Parts of the exercise:
- A) Reproduce the passage of the Jack Kemp award speech from "It is a joy" up to and including "I miss him.", without changing a word.
- B) Write the next part of the Jack Kemp award speech, picking up right after its last sentence.

Text excerpt:
★ ★ ★

Remarks by: Governor Jeb Bush
28 October – Washington, DC
Thanks for the kind introduction, Ziad. Thanks as well to Speaker Boehner for his remarks tonight.
To all of the elected officials here, we appreciate your service.
Most importantly, thanks to the Jack Kemp Foundation and Joanne, Jimmy and the entire Kemp Family for the honor and the invitation to be here this evening.
It is a joy to join all of you to remember Jack Kemp and I’m truly honored to accept this award.
I’m thankful not just for Jack’s contributions to our nation, but for the opportunity to personally know him. Jack was a friend and a mentor, and like so many others in this room, I miss him.
As I prepared my remarks, I had memories of Jack Kemp and his importance in our society and his influence on me. And, the work of the Kemp Foundation to continue his legacy is very important.
These days, I often wonder “what would Jack Kemp do?”
I wonder what he would think about the downward course our nation has taken under President Obama in the last few years and the partisan gridlock paralyzing Washington right now.
I would love to hear his prescriptions on the big issues we face – like how to jumpstart growth when the majority party in two-thirds of government is fixated on penalizing success.

★ ★ ★

Data lines:
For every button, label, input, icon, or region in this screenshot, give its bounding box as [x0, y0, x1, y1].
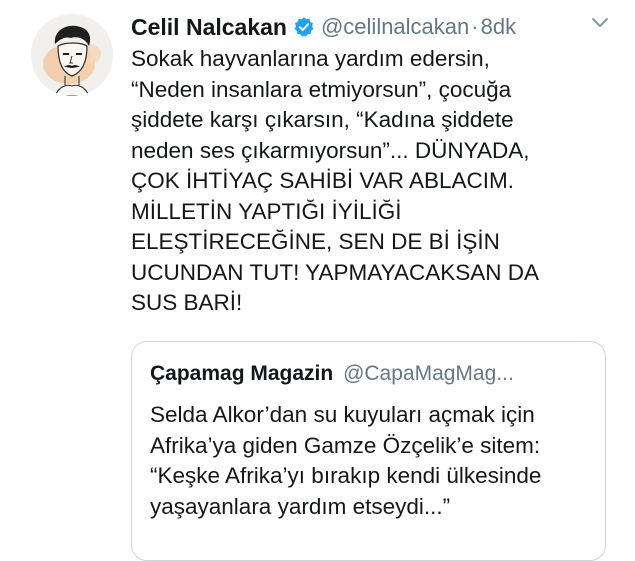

★ ★ ★

The replies:
- A)
It is a joy to join all of you to remember Jack Kemp and I’m truly honored to accept this award.
I’m thankful not just for Jack’s contributions to our nation, but for the opportunity to personally know him. Jack was a friend and a mentor, and like so many others in this room, I miss him.

- B)
I’m also locked in a pretty competitive Fantasy Football League with my family, so some tips from Jack on that front right now would be quite helpful as well.
But, thankfully, Jack has left an enduring legacy as a champion of policies that create growth and opportunity, and we can continue to draw lessons from his leadership for years to come.
When I was running for Governor in 1994, Jack was one of the first national leaders besides my Dad to come down and campaign for me. He was smart, charismatic, a tireless campaigner and a really fun guy to be around.
Before this event tonight, I looked through some old photos from the campaign trail, and found a picture of Jack, me and the late and great Margie Kincaid from back then. Margie and her husband Bill were pioneers in local Republican politics dating back to the 1950s and Margie ruled the Hillsborough GOP with an iron fist. She was tough!
Man, when the good looking and brilliant Jack Kemp showed up to endorse me, she was on Cloud 9 – like a teenager at her first Bieber concert.
But, Jack’s appeal went far beyond the Republican grassroots, where he had strong admiration and support.
What struck me the most when we campaigned together in Florida was the strong positive reaction he would get from nearly everyone. We would go into places like a public housing project in Tampa where you could not fathom a staunch conservative getting cheers and applause, but there he was, raking in the standing ovations.
He would campaign in places Republicans don’t normally hang out – which, by the way, I recommend for Republican candidates. Try it. You’ll actually like it. It is fun to get outside your comfort zone.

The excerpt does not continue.